UNITED STATES DISTRICT COURT FOR THE WESTERN DISTRICT OF TEXAS SAN ANTONIO DIVISION
May 5, 2020
Civil Action No. SA-20-CV-319-XR (W.D. Tex. May. 5, 2020)

Opinion

Civil Action No. SA-20-CV-319-XR

05-05-2020

REBECCA OCHOA, Plaintiff, v. ALLSTATE FIRE AND CASUALTY INS. CO., Defendant.


ORDER ON MOTION TO DISMISS

On this date, the Court considered Defendant Allstate Fire and Casualty Insurance Company's ("Defendant") motion to dismiss (docket no. 2). After careful consideration, Defendant's motion is DENIED.

BACKGROUND

This is an uninsured/underinsured (UM/UIM) motorist case. Plaintiff Rebecca Ochoa ("Plaintiff") brought suit in the 73rd Judicial District, Bexar County, Texas on February 10, 2020. Docket no. 1-3. According to the facts pled in the petition, which the Court accepts as true, on March 18, 2017, Plaintiff was struck by an unidentified motorist who fled the scene, and she thereafter suffered serious bodily injuries. Id. at 2. Plaintiff further alleges that on the date of the accident, she was insured under an automobile policy with Defendant, a policy that included UM/UIM coverage. Id. at 3.

Plaintiff brings the following claims: breach of contract, various violations of the Deceptive Trade Practices Act ("DTPA"), violation of the Prompt Payment of Claim Act of the Texas Insurance Code, common law misrepresentation, negligence (against both the unidentified motorist and against Defendant), gross negligence (against only Defendant), and breach of the duty of good faith and fair dealing. Id. at 3-6. Plaintiff seeks damages, exemplary damages, additional damages for knowing violations, and attorney's fees. Id. at 7-9.

Within Plaintiff's negligence claim against Defendant is a claim for intentional infliction of emotional distress. Docket no. 1-3 at 5-6.

Defendant timely removed to this Court on March 13, 2020. Docket no. 1. The Court maintains subject matter jurisdiction over the dispute because there is complete diversity—Plaintiff is a Texas citizen, and Defendant is an Illinois citizen—and because the amount in controversy is met. That same day, Defendant filed the instant motion to dismiss (docket no. 2) which seeks to dismiss all of Plaintiff's claims. Plaintiff did not respond.

DATA SECTION |
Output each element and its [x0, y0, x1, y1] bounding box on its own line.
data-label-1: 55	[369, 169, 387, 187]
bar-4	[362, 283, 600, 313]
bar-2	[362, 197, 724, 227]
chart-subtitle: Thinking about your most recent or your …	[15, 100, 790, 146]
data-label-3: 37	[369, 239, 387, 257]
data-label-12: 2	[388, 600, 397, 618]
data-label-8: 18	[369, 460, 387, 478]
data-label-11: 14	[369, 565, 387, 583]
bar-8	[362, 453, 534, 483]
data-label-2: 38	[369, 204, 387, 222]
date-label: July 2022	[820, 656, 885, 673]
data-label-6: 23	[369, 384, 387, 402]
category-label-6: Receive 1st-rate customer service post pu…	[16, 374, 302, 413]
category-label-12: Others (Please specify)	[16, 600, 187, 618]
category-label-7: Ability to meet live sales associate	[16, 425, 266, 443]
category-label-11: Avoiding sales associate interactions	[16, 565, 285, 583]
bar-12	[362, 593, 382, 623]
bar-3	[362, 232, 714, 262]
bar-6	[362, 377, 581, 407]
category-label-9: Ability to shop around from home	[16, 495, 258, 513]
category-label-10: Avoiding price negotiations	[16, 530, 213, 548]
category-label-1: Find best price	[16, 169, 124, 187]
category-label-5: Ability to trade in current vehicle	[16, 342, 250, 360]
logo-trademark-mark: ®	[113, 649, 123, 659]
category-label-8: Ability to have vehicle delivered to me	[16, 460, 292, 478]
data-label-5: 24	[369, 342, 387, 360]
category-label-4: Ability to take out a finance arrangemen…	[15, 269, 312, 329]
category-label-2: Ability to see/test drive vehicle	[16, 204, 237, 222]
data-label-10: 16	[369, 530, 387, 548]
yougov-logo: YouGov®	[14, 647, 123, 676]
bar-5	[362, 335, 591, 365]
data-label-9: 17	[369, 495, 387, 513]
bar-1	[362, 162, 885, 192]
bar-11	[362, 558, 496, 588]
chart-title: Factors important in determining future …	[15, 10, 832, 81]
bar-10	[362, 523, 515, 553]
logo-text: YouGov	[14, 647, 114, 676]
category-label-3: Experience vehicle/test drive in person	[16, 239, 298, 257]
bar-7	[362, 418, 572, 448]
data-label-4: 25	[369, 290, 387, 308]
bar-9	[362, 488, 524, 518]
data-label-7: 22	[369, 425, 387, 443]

REQUIRED TASK 1 |
Using the order on Allstate's motion to dismiss, decide whether each statement agrees with it. Answer yes or no, and quote the deciding words.
(a) The plaintiff filed suit in Bexar County on February 10, 2020.
(b) The gross negligence claim is brought against both the unidentified motorist and the defendant.
(c) The plaintiff filed a response to the motion to dismiss.
REQUIRED TASK 2 |
Answer these questions from the order on Allstate's motion to dismiss.
(a) On what date was the plaintiff struck by the unidentified motorist?
(b) Of which state is the defendant a citizen?
(c) What docket number does the motion to dismiss carry?
REQUIRED TASK 3 |
Write the next part of the order on Allstate's motion to dismiss, picking up after its final sentence.

EXERCISE OUTPUT 1 |
(a) Yes: "brought suit in the 73rd Judicial District, Bexar County, Texas on February 10, 2020"
(b) No: "gross negligence (against only Defendant)"
(c) No: "Plaintiff did not respond."

EXERCISE OUTPUT 2 |
(a) March 18, 2017
(b) Illinois
(c) Docket no. 2

EXERCISE OUTPUT 3 |
DISCUSSION

I. Standard of Review

To survive a 12(b)(6) motion to dismiss, "a complaint must contain sufficient factual matter, accepted as true, to 'state a claim to relief that is plausible on its face.'" Ashcroft v. Iqbal, 556 U.S. 662, 678 (2009) (quoting Bell Atl. Corp. v. Twombly, 550 U.S. 544, 570 (2007)). A claim for relief must contain: (1) "a short and plain statement of the grounds for the court's jurisdiction"; (2) "a short and plain statement of the claim showing that the pleader is entitled to the relief"; and (3) "a demand for the relief sought." FED. R. CIV. P. 8(a). In considering a motion to dismiss under Rule 12(b)(6), all factual allegations from the complaint should be taken as true, and the facts are to be construed favorably to the plaintiff. Fernandez-Montes v. Allied Pilots Assoc., 987 F.2d 278, 284 (5th Cir. 1993). To survive a 12(b)(6) motion, a complaint must contain "more than labels and conclusions, and a formulaic recitation of the elements of a cause of action will not do." Twombly, 550 U.S. at 555.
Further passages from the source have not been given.